What is expected:
Using the material below, copy every line where "Thirteen" appears.

Records shown:
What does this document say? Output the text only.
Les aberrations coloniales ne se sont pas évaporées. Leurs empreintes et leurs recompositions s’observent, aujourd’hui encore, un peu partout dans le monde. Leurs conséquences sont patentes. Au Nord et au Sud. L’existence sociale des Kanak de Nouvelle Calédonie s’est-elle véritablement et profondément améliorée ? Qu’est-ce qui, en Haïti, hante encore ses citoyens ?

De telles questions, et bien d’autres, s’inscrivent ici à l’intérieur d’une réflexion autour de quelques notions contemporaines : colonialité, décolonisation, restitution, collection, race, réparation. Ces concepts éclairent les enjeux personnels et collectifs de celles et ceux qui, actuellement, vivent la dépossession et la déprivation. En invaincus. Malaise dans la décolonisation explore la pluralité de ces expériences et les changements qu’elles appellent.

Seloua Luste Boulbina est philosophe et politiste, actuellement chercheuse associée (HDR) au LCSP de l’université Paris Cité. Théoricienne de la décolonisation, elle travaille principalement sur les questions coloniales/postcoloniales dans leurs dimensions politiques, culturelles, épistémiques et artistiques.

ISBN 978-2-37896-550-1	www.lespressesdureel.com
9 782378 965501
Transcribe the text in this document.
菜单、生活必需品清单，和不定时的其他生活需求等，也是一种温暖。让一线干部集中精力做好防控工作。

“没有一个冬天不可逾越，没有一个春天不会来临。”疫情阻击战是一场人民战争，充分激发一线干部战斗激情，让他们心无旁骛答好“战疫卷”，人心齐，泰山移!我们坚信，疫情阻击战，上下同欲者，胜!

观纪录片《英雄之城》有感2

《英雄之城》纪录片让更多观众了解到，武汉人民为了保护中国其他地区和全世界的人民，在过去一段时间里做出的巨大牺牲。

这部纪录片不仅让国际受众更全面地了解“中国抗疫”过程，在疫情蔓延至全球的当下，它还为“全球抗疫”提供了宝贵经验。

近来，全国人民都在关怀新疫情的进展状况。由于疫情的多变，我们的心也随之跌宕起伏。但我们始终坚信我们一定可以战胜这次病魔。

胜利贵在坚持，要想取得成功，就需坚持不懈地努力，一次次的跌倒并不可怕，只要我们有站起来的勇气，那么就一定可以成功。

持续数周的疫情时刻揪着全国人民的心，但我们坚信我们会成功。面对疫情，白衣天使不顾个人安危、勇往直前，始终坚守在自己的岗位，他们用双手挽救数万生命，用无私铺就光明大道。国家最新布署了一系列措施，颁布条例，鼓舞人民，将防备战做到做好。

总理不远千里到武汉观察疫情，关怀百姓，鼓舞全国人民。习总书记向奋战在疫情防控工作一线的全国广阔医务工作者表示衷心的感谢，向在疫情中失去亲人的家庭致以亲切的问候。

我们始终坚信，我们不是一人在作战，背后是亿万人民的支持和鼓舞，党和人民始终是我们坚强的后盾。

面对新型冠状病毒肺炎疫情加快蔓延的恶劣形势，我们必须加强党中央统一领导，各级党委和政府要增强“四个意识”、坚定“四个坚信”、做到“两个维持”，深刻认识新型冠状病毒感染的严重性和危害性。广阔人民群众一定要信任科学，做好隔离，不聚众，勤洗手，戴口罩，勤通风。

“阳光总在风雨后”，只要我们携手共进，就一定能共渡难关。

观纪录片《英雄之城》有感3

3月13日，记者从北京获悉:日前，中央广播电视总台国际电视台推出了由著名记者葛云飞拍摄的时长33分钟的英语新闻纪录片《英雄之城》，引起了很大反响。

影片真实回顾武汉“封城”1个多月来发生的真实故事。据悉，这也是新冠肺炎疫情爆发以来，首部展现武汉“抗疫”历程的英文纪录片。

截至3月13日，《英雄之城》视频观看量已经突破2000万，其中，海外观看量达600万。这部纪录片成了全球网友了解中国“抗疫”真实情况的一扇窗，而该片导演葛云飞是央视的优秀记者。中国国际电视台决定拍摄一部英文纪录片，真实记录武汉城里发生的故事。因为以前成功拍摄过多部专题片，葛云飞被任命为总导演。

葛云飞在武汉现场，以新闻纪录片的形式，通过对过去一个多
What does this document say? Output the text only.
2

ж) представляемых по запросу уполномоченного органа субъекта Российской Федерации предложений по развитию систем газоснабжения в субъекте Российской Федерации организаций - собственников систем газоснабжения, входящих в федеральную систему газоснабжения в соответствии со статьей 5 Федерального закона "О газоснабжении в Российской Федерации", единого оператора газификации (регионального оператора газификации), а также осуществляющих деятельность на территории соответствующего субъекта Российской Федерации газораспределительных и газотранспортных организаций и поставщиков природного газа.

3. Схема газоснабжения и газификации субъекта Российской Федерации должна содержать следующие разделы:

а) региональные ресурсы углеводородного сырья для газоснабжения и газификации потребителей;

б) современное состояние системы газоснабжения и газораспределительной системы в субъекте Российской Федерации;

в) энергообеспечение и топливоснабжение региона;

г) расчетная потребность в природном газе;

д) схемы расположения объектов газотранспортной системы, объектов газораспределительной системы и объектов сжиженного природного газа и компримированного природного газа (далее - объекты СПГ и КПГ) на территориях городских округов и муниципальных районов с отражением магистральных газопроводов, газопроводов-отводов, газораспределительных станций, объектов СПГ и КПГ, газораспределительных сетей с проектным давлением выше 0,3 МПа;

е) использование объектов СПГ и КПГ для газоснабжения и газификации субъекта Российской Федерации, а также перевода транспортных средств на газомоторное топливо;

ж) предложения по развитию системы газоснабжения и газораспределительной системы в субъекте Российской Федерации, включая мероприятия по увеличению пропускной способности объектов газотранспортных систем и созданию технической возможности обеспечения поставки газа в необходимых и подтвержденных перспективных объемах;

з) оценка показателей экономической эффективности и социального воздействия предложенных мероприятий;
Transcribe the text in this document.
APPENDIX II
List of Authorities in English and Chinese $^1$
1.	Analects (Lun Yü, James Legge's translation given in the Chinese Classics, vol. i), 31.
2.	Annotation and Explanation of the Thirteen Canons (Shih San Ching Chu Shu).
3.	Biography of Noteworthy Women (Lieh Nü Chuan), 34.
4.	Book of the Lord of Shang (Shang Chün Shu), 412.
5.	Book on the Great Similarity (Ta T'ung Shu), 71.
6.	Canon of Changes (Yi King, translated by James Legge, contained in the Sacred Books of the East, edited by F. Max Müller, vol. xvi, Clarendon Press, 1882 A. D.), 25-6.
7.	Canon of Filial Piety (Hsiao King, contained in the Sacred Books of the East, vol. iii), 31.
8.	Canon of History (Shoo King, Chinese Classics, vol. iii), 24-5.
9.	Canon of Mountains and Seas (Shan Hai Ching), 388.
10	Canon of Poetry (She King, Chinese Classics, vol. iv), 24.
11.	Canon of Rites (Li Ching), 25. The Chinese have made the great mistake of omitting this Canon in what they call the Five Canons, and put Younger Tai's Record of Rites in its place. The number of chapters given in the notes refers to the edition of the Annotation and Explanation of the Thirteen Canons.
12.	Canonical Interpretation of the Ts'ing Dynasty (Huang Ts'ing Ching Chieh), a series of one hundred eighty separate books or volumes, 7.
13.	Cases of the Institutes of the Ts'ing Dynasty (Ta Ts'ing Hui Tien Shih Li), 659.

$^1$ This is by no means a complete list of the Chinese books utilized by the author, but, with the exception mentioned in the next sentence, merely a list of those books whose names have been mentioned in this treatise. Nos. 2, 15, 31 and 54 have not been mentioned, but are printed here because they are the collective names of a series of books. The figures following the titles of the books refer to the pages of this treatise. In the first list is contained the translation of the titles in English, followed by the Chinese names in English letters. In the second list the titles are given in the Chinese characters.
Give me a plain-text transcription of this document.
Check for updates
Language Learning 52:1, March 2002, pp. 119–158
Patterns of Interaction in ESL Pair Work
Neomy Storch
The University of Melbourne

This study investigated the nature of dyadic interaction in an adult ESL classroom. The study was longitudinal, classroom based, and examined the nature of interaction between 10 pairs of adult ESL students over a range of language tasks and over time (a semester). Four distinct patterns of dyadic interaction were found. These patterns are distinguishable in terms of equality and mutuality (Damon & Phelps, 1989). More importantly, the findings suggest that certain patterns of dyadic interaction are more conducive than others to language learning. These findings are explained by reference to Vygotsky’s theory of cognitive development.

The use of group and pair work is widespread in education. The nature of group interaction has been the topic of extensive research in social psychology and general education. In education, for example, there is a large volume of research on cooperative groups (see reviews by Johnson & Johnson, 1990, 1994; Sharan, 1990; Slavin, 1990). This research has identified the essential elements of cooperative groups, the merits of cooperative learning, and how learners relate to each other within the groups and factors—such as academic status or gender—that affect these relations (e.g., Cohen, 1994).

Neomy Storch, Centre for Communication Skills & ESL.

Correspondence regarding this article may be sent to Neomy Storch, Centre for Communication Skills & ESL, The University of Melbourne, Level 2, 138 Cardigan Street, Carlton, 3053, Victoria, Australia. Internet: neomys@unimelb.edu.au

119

Answer for the task:
2.	Annotation and Explanation of the Thirteen Canons (Shih San Ching Chu Shu).
11.	Canon of Rites (Li Ching), 25. The Chinese have made the great mistake of omitting this Canon in what they call the Five Canons, and put Younger Tai's Record of Rites in its place. The number of chapters given in the notes refers to the edition of the Annotation and Explanation of the Thirteen Canons.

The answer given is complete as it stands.